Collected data
## start

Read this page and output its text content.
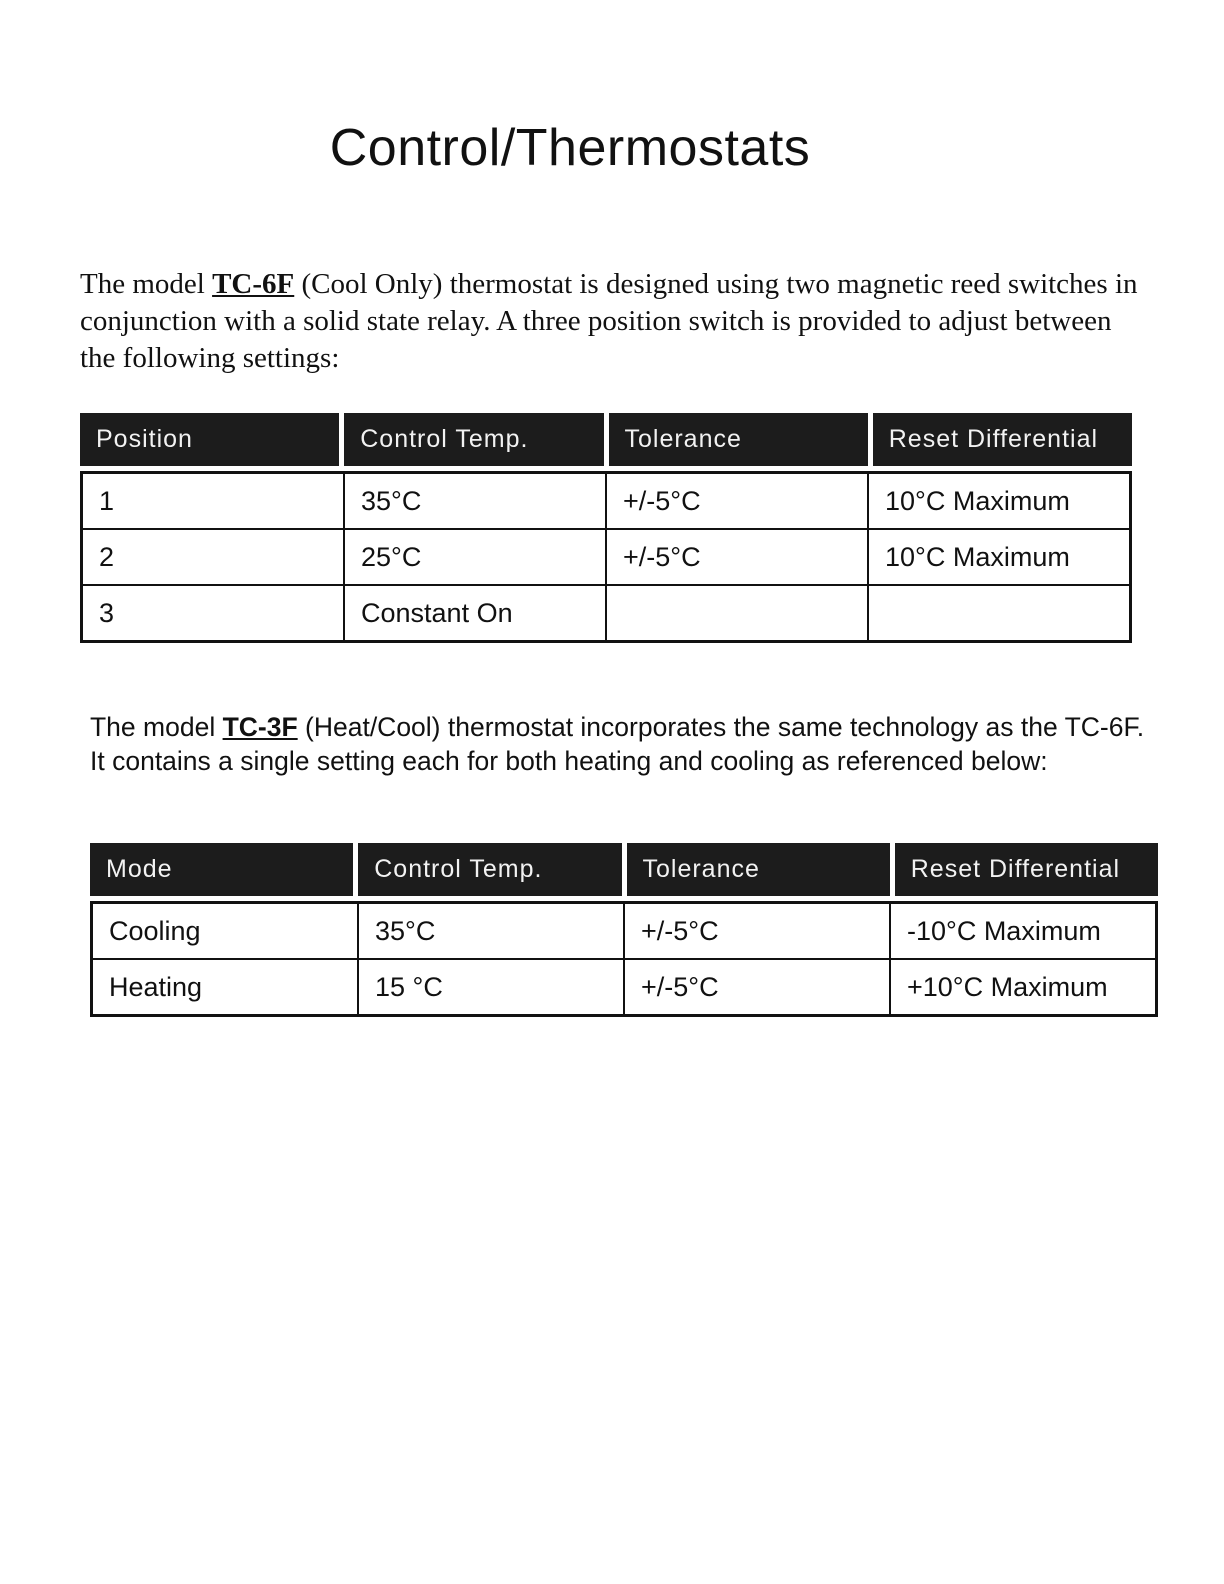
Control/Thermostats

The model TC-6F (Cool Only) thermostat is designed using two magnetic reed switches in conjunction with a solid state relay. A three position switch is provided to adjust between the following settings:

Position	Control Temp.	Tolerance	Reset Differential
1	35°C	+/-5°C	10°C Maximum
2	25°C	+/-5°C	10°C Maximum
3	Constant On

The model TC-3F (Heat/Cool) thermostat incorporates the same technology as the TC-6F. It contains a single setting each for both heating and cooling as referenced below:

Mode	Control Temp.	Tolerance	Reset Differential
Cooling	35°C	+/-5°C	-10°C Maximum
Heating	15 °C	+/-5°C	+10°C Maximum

## end

• [Request]: Restate each of the entries above word for word and skip every image.

• [Expected answer]:
Read this page and output its text content.
Control/Thermostats

The model TC-6F (Cool Only) thermostat is designed using two magnetic reed switches in conjunction with a solid state relay. A three position switch is provided to adjust between the following settings:

Position	Control Temp.	Tolerance	Reset Differential
1	35°C	+/-5°C	10°C Maximum
2	25°C	+/-5°C	10°C Maximum
3	Constant On

The model TC-3F (Heat/Cool) thermostat incorporates the same technology as the TC-6F. It contains a single setting each for both heating and cooling as referenced below:

Mode	Control Temp.	Tolerance	Reset Differential
Cooling	35°C	+/-5°C	-10°C Maximum
Heating	15 °C	+/-5°C	+10°C Maximum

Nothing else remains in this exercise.